■ **Objective**:
Extract the records in full, leaving every picture out.

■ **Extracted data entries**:
★ ★ ★ ★ ★ ★ ★

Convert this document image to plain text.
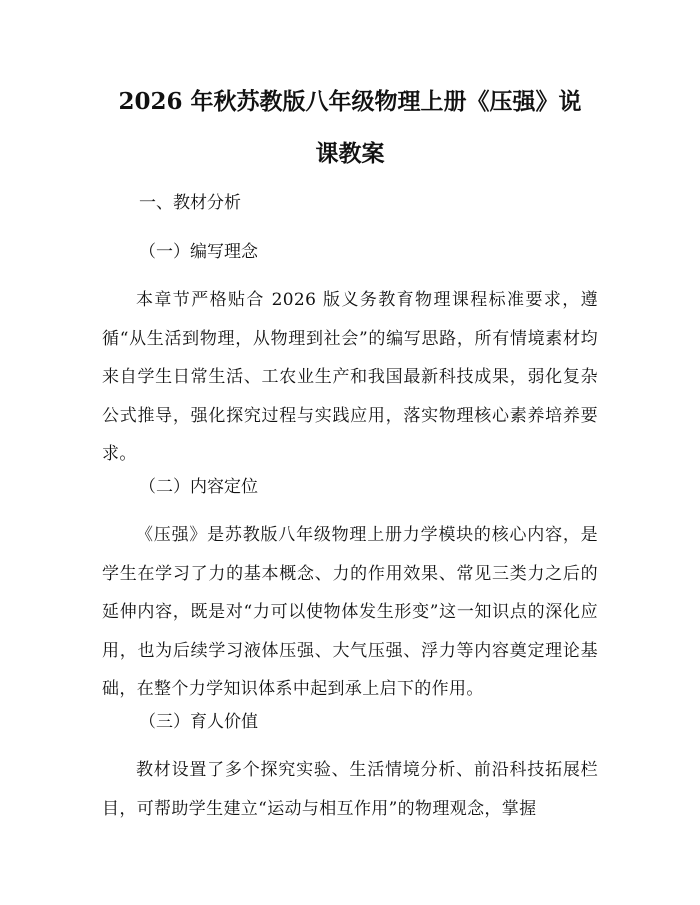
2026 年秋苏教版八年级物理上册《压强》说
课教案

一、教材分析

（一）编写理念

本章节严格贴合 2026 版义务教育物理课程标准要求，遵循“从生活到物理，从物理到社会”的编写思路，所有情境素材均来自学生日常生活、工农业生产和我国最新科技成果，弱化复杂公式推导，强化探究过程与实践应用，落实物理核心素养培养要求。

（二）内容定位

《压强》是苏教版八年级物理上册力学模块的核心内容，是学生在学习了力的基本概念、力的作用效果、常见三类力之后的延伸内容，既是对“力可以使物体发生形变”这一知识点的深化应用，也为后续学习液体压强、大气压强、浮力等内容奠定理论基础，在整个力学知识体系中起到承上启下的作用。

（三）育人价值

教材设置了多个探究实验、生活情境分析、前沿科技拓展栏目，可帮助学生建立“运动与相互作用”的物理观念，掌握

★ ★ ★ ★ ★ ★ ★

■ **Output for this exercise**:
Convert this document image to plain text.
2026 年秋苏教版八年级物理上册《压强》说
课教案

一、教材分析

（一）编写理念

本章节严格贴合 2026 版义务教育物理课程标准要求，遵循“从生活到物理，从物理到社会”的编写思路，所有情境素材均来自学生日常生活、工农业生产和我国最新科技成果，弱化复杂公式推导，强化探究过程与实践应用，落实物理核心素养培养要求。

（二）内容定位

《压强》是苏教版八年级物理上册力学模块的核心内容，是学生在学习了力的基本概念、力的作用效果、常见三类力之后的延伸内容，既是对“力可以使物体发生形变”这一知识点的深化应用，也为后续学习液体压强、大气压强、浮力等内容奠定理论基础，在整个力学知识体系中起到承上启下的作用。

（三）育人价值

教材设置了多个探究实验、生活情境分析、前沿科技拓展栏目，可帮助学生建立“运动与相互作用”的物理观念，掌握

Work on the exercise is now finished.